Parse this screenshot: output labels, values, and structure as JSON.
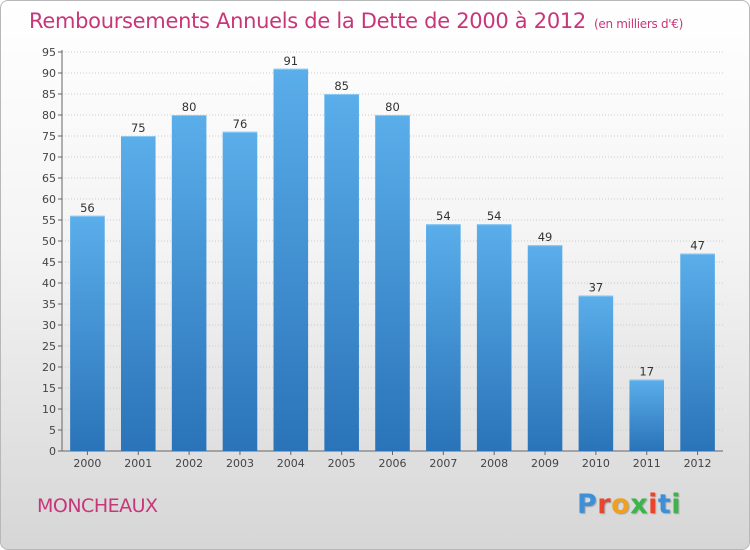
{
  "title": "Remboursements Annuels de la Dette de 2000 à 2012",
  "unit_note": "(en milliers d'€)",
  "commune": "MONCHEAUX",
  "logo": {
    "text": "Proxiti",
    "letter_colors": [
      "#3d8fd8",
      "#e8452c",
      "#f0a020",
      "#3ab54a",
      "#e8452c",
      "#3d8fd8",
      "#3ab54a"
    ]
  },
  "colors": {
    "title": "#c8367a",
    "bar_top": "#5aaeea",
    "bar_bottom": "#2a73b8",
    "grid": "#cccccc"
  },
  "chart_data": {
    "type": "bar",
    "categories": [
      "2000",
      "2001",
      "2002",
      "2003",
      "2004",
      "2005",
      "2006",
      "2007",
      "2008",
      "2009",
      "2010",
      "2011",
      "2012"
    ],
    "values": [
      56,
      75,
      80,
      76,
      91,
      85,
      80,
      54,
      54,
      49,
      37,
      17,
      47
    ],
    "ylim": [
      0,
      95
    ],
    "yticks": [
      0,
      5,
      10,
      15,
      20,
      25,
      30,
      35,
      40,
      45,
      50,
      55,
      60,
      65,
      70,
      75,
      80,
      85,
      90,
      95
    ],
    "grid": true,
    "data_labels": true,
    "xlabel": "",
    "ylabel": ""
  }
}
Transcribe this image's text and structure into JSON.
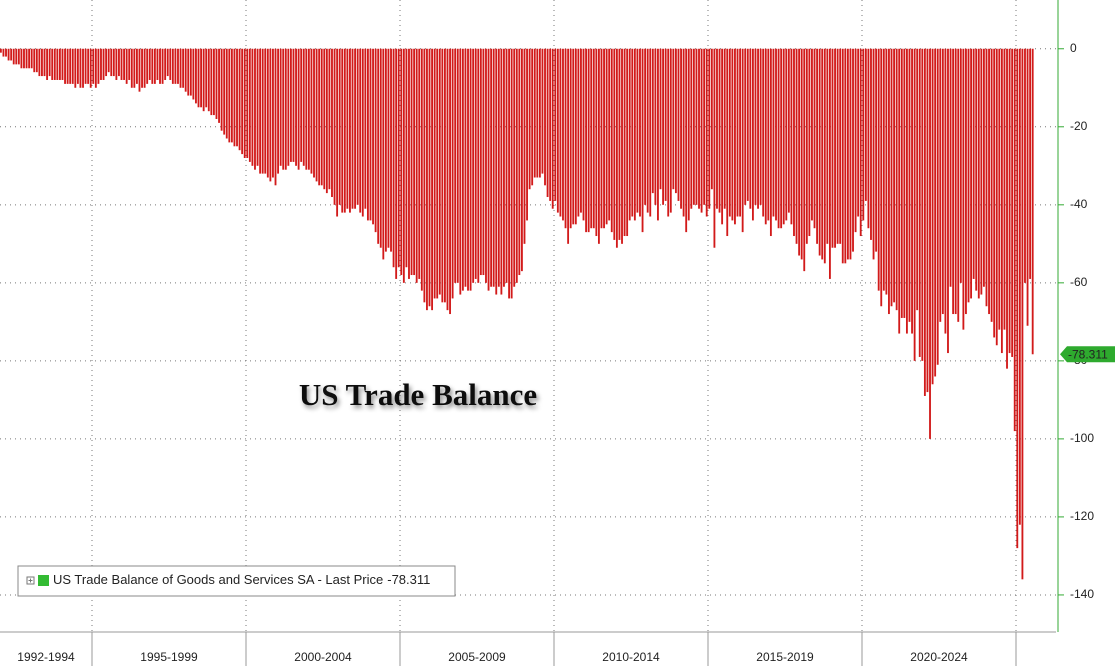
{
  "chart_data": {
    "type": "bar",
    "title": "US Trade Balance",
    "series_name": "US Trade Balance of Goods and Services SA - Last Price",
    "color": "#d21a1a",
    "ylim": [
      -149.5,
      12.5
    ],
    "yticks": [
      0,
      -20,
      -40,
      -60,
      -80,
      -100,
      -120,
      -140
    ],
    "grid": true,
    "xticks": [
      {
        "value": 0,
        "label": "1992-1994"
      },
      {
        "value": 36,
        "label": "1995-1999"
      },
      {
        "value": 96,
        "label": "2000-2004"
      },
      {
        "value": 156,
        "label": "2005-2009"
      },
      {
        "value": 216,
        "label": "2010-2014"
      },
      {
        "value": 276,
        "label": "2015-2019"
      },
      {
        "value": 336,
        "label": "2020-2024"
      }
    ],
    "categories": [
      null,
      null,
      null,
      null,
      null,
      null,
      null,
      null,
      null,
      null,
      null,
      null,
      null,
      null,
      null,
      null,
      null,
      null,
      null,
      null,
      null,
      null,
      null,
      null,
      null,
      null,
      null,
      null,
      null,
      null,
      null,
      null,
      null,
      null,
      null,
      null,
      null,
      null,
      null,
      null,
      null,
      null,
      null,
      null,
      null,
      null,
      null,
      null,
      null,
      null,
      null,
      null,
      null,
      null,
      null,
      null,
      null,
      null,
      null,
      null,
      null,
      null,
      null,
      null,
      null,
      null,
      null,
      null,
      null,
      null,
      null,
      null,
      null,
      null,
      null,
      null,
      null,
      null,
      null,
      null,
      null,
      null,
      null,
      null,
      null,
      null,
      null,
      null,
      null,
      null,
      null,
      null,
      null,
      null,
      null,
      null,
      null,
      null,
      null,
      null,
      null,
      null,
      null,
      null,
      null,
      null,
      null,
      null,
      null,
      null,
      null,
      null,
      null,
      null,
      null,
      null,
      null,
      null,
      null,
      null,
      null,
      null,
      null,
      null,
      null,
      null,
      null,
      null,
      null,
      null,
      null,
      null,
      null,
      null,
      null,
      null,
      null,
      null,
      null,
      null,
      null,
      null,
      null,
      null,
      null,
      null,
      null,
      null,
      null,
      null,
      null,
      null,
      null,
      null,
      null,
      null,
      null,
      null,
      null,
      null,
      null,
      null,
      null,
      null,
      null,
      null,
      null,
      null,
      null,
      null,
      null,
      null,
      null,
      null,
      null,
      null,
      null,
      null,
      null,
      null,
      null,
      null,
      null,
      null,
      null,
      null,
      null,
      null,
      null,
      null,
      null,
      null,
      null,
      null,
      null,
      null,
      null,
      null,
      null,
      null,
      null,
      null,
      null,
      null,
      null,
      null,
      null,
      null,
      null,
      null,
      null,
      null,
      null,
      null,
      null,
      null,
      null,
      null,
      null,
      null,
      null,
      null,
      null,
      null,
      null,
      null,
      null,
      null,
      null,
      null,
      null,
      null,
      null,
      null,
      null,
      null,
      null,
      null,
      null,
      null,
      null,
      null,
      null,
      null,
      null,
      null,
      null,
      null,
      null,
      null,
      null,
      null,
      null,
      null,
      null,
      null,
      null,
      null,
      null,
      null,
      null,
      null,
      null,
      null,
      null,
      null,
      null,
      null,
      null,
      null,
      null,
      null,
      null,
      null,
      null,
      null,
      null,
      null,
      null,
      null,
      null,
      null,
      null,
      null,
      null,
      null,
      null,
      null,
      null,
      null,
      null,
      null,
      null,
      null,
      null,
      null,
      null,
      null,
      null,
      null,
      null,
      null,
      null,
      null,
      null,
      null,
      null,
      null,
      null,
      null,
      null,
      null,
      null,
      null,
      null,
      null,
      null,
      null,
      null,
      null,
      null,
      null,
      null,
      null,
      null,
      null,
      null,
      null,
      null,
      null,
      null,
      null,
      null,
      null,
      null,
      null,
      null,
      null,
      null,
      null,
      null,
      null,
      null,
      null,
      null,
      null,
      null,
      null,
      null,
      null,
      null,
      null,
      null,
      null,
      null,
      null,
      null,
      null,
      null,
      null,
      null,
      null,
      null,
      null,
      null,
      null,
      null,
      null,
      null,
      null,
      null,
      null,
      null,
      null,
      null,
      null,
      null,
      null,
      null,
      null,
      null,
      null,
      null,
      null,
      null,
      null,
      null,
      null,
      null,
      null,
      null,
      null,
      null,
      null,
      null,
      null,
      null,
      null,
      null,
      null,
      null,
      null,
      null
    ],
    "values": [
      -1,
      -2,
      -2,
      -3,
      -3,
      -4,
      -4,
      -4,
      -5,
      -5,
      -5,
      -5,
      -5,
      -6,
      -6,
      -7,
      -7,
      -7,
      -8,
      -7,
      -8,
      -8,
      -8,
      -8,
      -8,
      -9,
      -9,
      -9,
      -9,
      -10,
      -9,
      -10,
      -10,
      -9,
      -9,
      -10,
      -9,
      -10,
      -9,
      -8,
      -8,
      -7,
      -6,
      -7,
      -7,
      -8,
      -7,
      -8,
      -8,
      -9,
      -8,
      -10,
      -10,
      -9,
      -11,
      -10,
      -10,
      -9,
      -8,
      -9,
      -9,
      -8,
      -9,
      -9,
      -8,
      -7,
      -8,
      -9,
      -9,
      -9,
      -10,
      -10,
      -11,
      -12,
      -12,
      -13,
      -14,
      -15,
      -15,
      -16,
      -15,
      -16,
      -17,
      -17,
      -18,
      -19,
      -21,
      -22,
      -23,
      -24,
      -24,
      -25,
      -25,
      -26,
      -27,
      -28,
      -28,
      -29,
      -30,
      -31,
      -30,
      -32,
      -32,
      -32,
      -33,
      -34,
      -33,
      -35,
      -32,
      -30,
      -31,
      -31,
      -30,
      -29,
      -29,
      -30,
      -31,
      -29,
      -30,
      -31,
      -31,
      -32,
      -33,
      -34,
      -35,
      -35,
      -36,
      -37,
      -36,
      -38,
      -40,
      -43,
      -40,
      -42,
      -42,
      -41,
      -42,
      -41,
      -41,
      -40,
      -42,
      -43,
      -41,
      -44,
      -44,
      -45,
      -47,
      -50,
      -51,
      -54,
      -52,
      -51,
      -52,
      -56,
      -59,
      -56,
      -58,
      -60,
      -56,
      -59,
      -58,
      -58,
      -60,
      -59,
      -62,
      -65,
      -67,
      -66,
      -67,
      -64,
      -64,
      -63,
      -65,
      -65,
      -67,
      -68,
      -64,
      -60,
      -60,
      -63,
      -62,
      -61,
      -62,
      -62,
      -60,
      -59,
      -60,
      -58,
      -58,
      -60,
      -62,
      -61,
      -61,
      -63,
      -61,
      -63,
      -61,
      -60,
      -64,
      -64,
      -61,
      -60,
      -58,
      -57,
      -50,
      -44,
      -36,
      -35,
      -33,
      -33,
      -33,
      -32,
      -35,
      -38,
      -39,
      -41,
      -39,
      -42,
      -43,
      -44,
      -46,
      -50,
      -46,
      -45,
      -45,
      -43,
      -42,
      -44,
      -47,
      -47,
      -46,
      -46,
      -48,
      -50,
      -46,
      -46,
      -45,
      -44,
      -47,
      -49,
      -51,
      -49,
      -50,
      -48,
      -48,
      -44,
      -43,
      -44,
      -42,
      -43,
      -47,
      -40,
      -42,
      -43,
      -37,
      -40,
      -44,
      -36,
      -40,
      -39,
      -43,
      -42,
      -36,
      -37,
      -39,
      -41,
      -43,
      -47,
      -44,
      -41,
      -40,
      -40,
      -41,
      -42,
      -40,
      -43,
      -41,
      -36,
      -51,
      -41,
      -42,
      -45,
      -41,
      -48,
      -43,
      -44,
      -45,
      -43,
      -43,
      -47,
      -40,
      -39,
      -41,
      -44,
      -40,
      -41,
      -40,
      -43,
      -45,
      -44,
      -48,
      -43,
      -44,
      -46,
      -46,
      -45,
      -44,
      -42,
      -45,
      -48,
      -50,
      -53,
      -54,
      -57,
      -50,
      -48,
      -44,
      -46,
      -50,
      -53,
      -54,
      -55,
      -50,
      -59,
      -51,
      -51,
      -50,
      -50,
      -55,
      -55,
      -54,
      -54,
      -52,
      -47,
      -43,
      -48,
      -44,
      -39,
      -46,
      -49,
      -54,
      -52,
      -62,
      -66,
      -62,
      -63,
      -68,
      -66,
      -65,
      -67,
      -73,
      -69,
      -69,
      -73,
      -70,
      -73,
      -80,
      -67,
      -79,
      -80,
      -89,
      -88,
      -100,
      -86,
      -84,
      -81,
      -70,
      -68,
      -73,
      -78,
      -61,
      -68,
      -68,
      -70,
      -60,
      -72,
      -68,
      -65,
      -64,
      -59,
      -62,
      -64,
      -63,
      -61,
      -66,
      -68,
      -70,
      -74,
      -76,
      -72,
      -78,
      -72,
      -82,
      -78,
      -79,
      -98,
      -128,
      -122,
      -136,
      -60,
      -71,
      -59,
      -78.311
    ]
  }
}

* _GIVEN REQUEST_
Scan the listing above. Gather each line that contains the word "this".

* _WRITTEN ANSWER_
Parse this screenshot: output labels, values, and structure as JSON.
Transcribe this image's text and structure into JSON.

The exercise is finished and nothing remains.